Objective: Which lines in the records below contain the word "ylabel"? Copy each of them.

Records
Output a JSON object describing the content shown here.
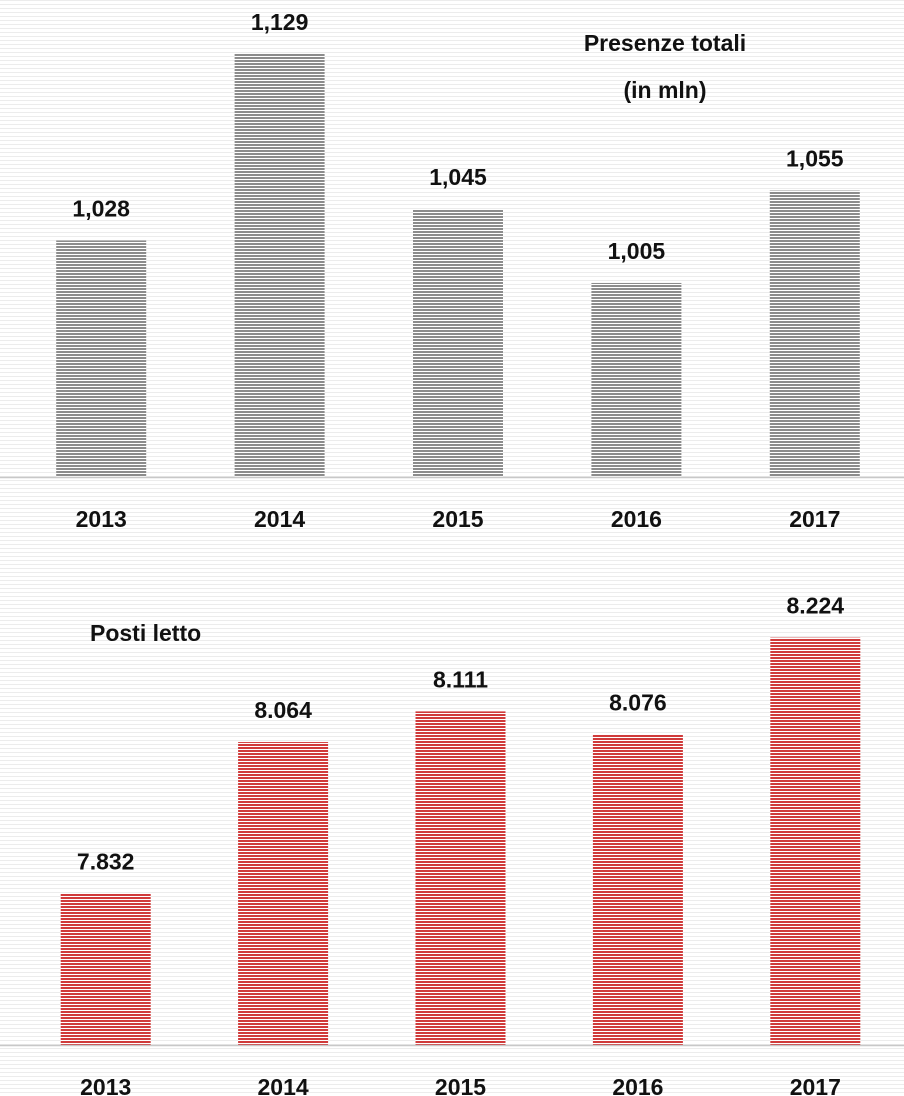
{
  "chart_data": [
    {
      "type": "bar",
      "title": [
        "Presenze totali",
        "(in mln)"
      ],
      "categories": [
        "2013",
        "2014",
        "2015",
        "2016",
        "2017"
      ],
      "values": [
        1.028,
        1.129,
        1.045,
        1.005,
        1.055
      ],
      "value_labels": [
        "1,028",
        "1,129",
        "1,045",
        "1,005",
        "1,055"
      ],
      "color": "#8c8c8c",
      "ylim": [
        0.9,
        1.15
      ]
    },
    {
      "type": "bar",
      "title": [
        "Posti letto"
      ],
      "categories": [
        "2013",
        "2014",
        "2015",
        "2016",
        "2017"
      ],
      "values": [
        7832,
        8064,
        8111,
        8076,
        8224
      ],
      "value_labels": [
        "7.832",
        "8.064",
        "8.111",
        "8.076",
        "8.224"
      ],
      "color": "#d03a3a",
      "ylim": [
        7600,
        8300
      ]
    }
  ]
}
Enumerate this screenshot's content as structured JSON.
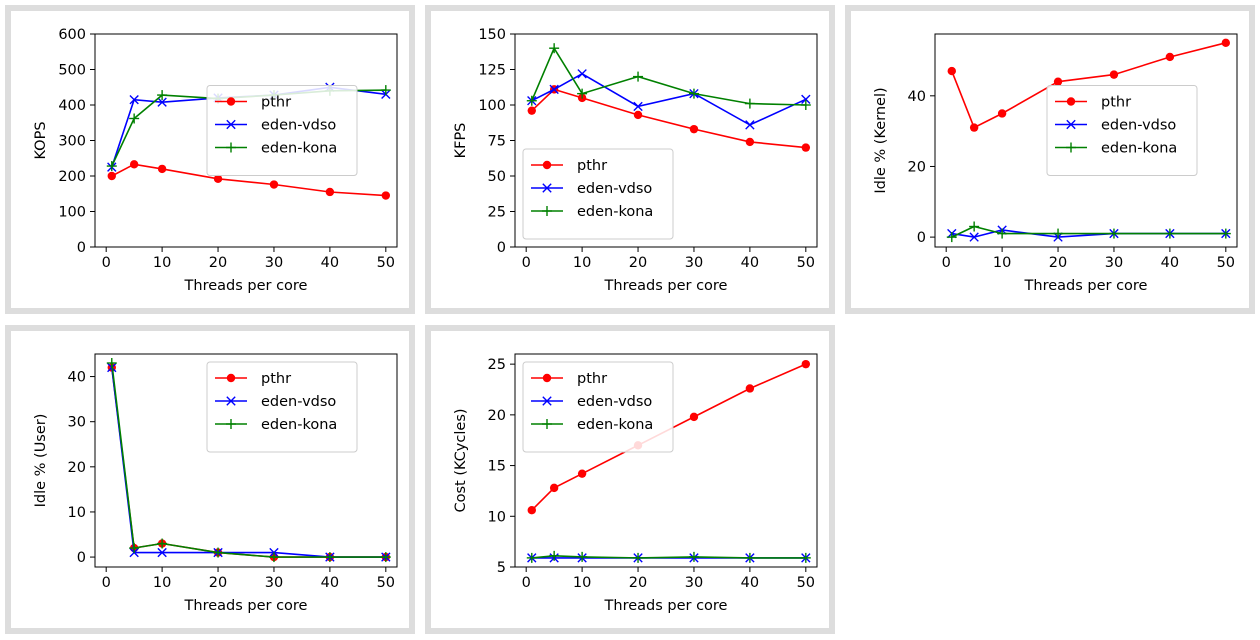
{
  "chart_data": [
    {
      "type": "line",
      "xlabel": "Threads per core",
      "ylabel": "KOPS",
      "xlim": [
        -2,
        52
      ],
      "ylim": [
        0,
        600
      ],
      "xticks": [
        0,
        10,
        20,
        30,
        40,
        50
      ],
      "yticks": [
        0,
        100,
        200,
        300,
        400,
        500,
        600
      ],
      "legend": "center-right",
      "x": [
        1,
        5,
        10,
        20,
        30,
        40,
        50
      ],
      "series": [
        {
          "name": "pthr",
          "color": "#ff0000",
          "marker": "circle",
          "values": [
            200,
            233,
            220,
            192,
            176,
            155,
            145
          ]
        },
        {
          "name": "eden-vdso",
          "color": "#0000ff",
          "marker": "x",
          "values": [
            225,
            415,
            408,
            420,
            428,
            450,
            430
          ]
        },
        {
          "name": "eden-kona",
          "color": "#008000",
          "marker": "plus",
          "values": [
            228,
            362,
            428,
            418,
            428,
            440,
            442
          ]
        }
      ]
    },
    {
      "type": "line",
      "xlabel": "Threads per core",
      "ylabel": "KFPS",
      "xlim": [
        -2,
        52
      ],
      "ylim": [
        0,
        150
      ],
      "xticks": [
        0,
        10,
        20,
        30,
        40,
        50
      ],
      "yticks": [
        0,
        25,
        50,
        75,
        100,
        125,
        150
      ],
      "legend": "lower-left",
      "x": [
        1,
        5,
        10,
        20,
        30,
        40,
        50
      ],
      "series": [
        {
          "name": "pthr",
          "color": "#ff0000",
          "marker": "circle",
          "values": [
            96,
            111,
            105,
            93,
            83,
            74,
            70
          ]
        },
        {
          "name": "eden-vdso",
          "color": "#0000ff",
          "marker": "x",
          "values": [
            103,
            111,
            122,
            99,
            108,
            86,
            104
          ]
        },
        {
          "name": "eden-kona",
          "color": "#008000",
          "marker": "plus",
          "values": [
            103,
            140,
            108,
            120,
            108,
            101,
            100
          ]
        }
      ]
    },
    {
      "type": "line",
      "xlabel": "Threads per core",
      "ylabel": "Idle % (Kernel)",
      "xlim": [
        -2,
        52
      ],
      "ylim": [
        -2.8,
        57.5
      ],
      "xticks": [
        0,
        10,
        20,
        30,
        40,
        50
      ],
      "yticks": [
        0,
        20,
        40
      ],
      "legend": "center-right",
      "x": [
        1,
        5,
        10,
        20,
        30,
        40,
        50
      ],
      "series": [
        {
          "name": "pthr",
          "color": "#ff0000",
          "marker": "circle",
          "values": [
            47,
            31,
            35,
            44,
            46,
            51,
            55
          ]
        },
        {
          "name": "eden-vdso",
          "color": "#0000ff",
          "marker": "x",
          "values": [
            1,
            0,
            2,
            0,
            1,
            1,
            1
          ]
        },
        {
          "name": "eden-kona",
          "color": "#008000",
          "marker": "plus",
          "values": [
            0,
            3,
            1,
            1,
            1,
            1,
            1
          ]
        }
      ]
    },
    {
      "type": "line",
      "xlabel": "Threads per core",
      "ylabel": "Idle % (User)",
      "xlim": [
        -2,
        52
      ],
      "ylim": [
        -2.2,
        45
      ],
      "xticks": [
        0,
        10,
        20,
        30,
        40,
        50
      ],
      "yticks": [
        0,
        10,
        20,
        30,
        40
      ],
      "legend": "upper-right",
      "x": [
        1,
        5,
        10,
        20,
        30,
        40,
        50
      ],
      "series": [
        {
          "name": "pthr",
          "color": "#ff0000",
          "marker": "circle",
          "values": [
            42,
            2,
            3,
            1,
            0,
            0,
            0
          ]
        },
        {
          "name": "eden-vdso",
          "color": "#0000ff",
          "marker": "x",
          "values": [
            42,
            1,
            1,
            1,
            1,
            0,
            0
          ]
        },
        {
          "name": "eden-kona",
          "color": "#008000",
          "marker": "plus",
          "values": [
            43,
            2,
            3,
            1,
            0,
            0,
            0
          ]
        }
      ]
    },
    {
      "type": "line",
      "xlabel": "Threads per core",
      "ylabel": "Cost (KCycles)",
      "xlim": [
        -2,
        52
      ],
      "ylim": [
        5,
        26
      ],
      "xticks": [
        0,
        10,
        20,
        30,
        40,
        50
      ],
      "yticks": [
        5,
        10,
        15,
        20,
        25
      ],
      "legend": "upper-left",
      "x": [
        1,
        5,
        10,
        20,
        30,
        40,
        50
      ],
      "series": [
        {
          "name": "pthr",
          "color": "#ff0000",
          "marker": "circle",
          "values": [
            10.6,
            12.8,
            14.2,
            17.0,
            19.8,
            22.6,
            25.0
          ]
        },
        {
          "name": "eden-vdso",
          "color": "#0000ff",
          "marker": "x",
          "values": [
            5.9,
            5.9,
            5.9,
            5.9,
            5.9,
            5.9,
            5.9
          ]
        },
        {
          "name": "eden-kona",
          "color": "#008000",
          "marker": "plus",
          "values": [
            5.9,
            6.1,
            6.0,
            5.9,
            6.0,
            5.9,
            5.9
          ]
        }
      ]
    }
  ]
}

Exercise response:
      "ylabel": "KOPS",
      "ylabel": "KFPS",
      "ylabel": "Idle % (Kernel)",
      "ylabel": "Idle % (User)",
      "ylabel": "Cost (KCycles)",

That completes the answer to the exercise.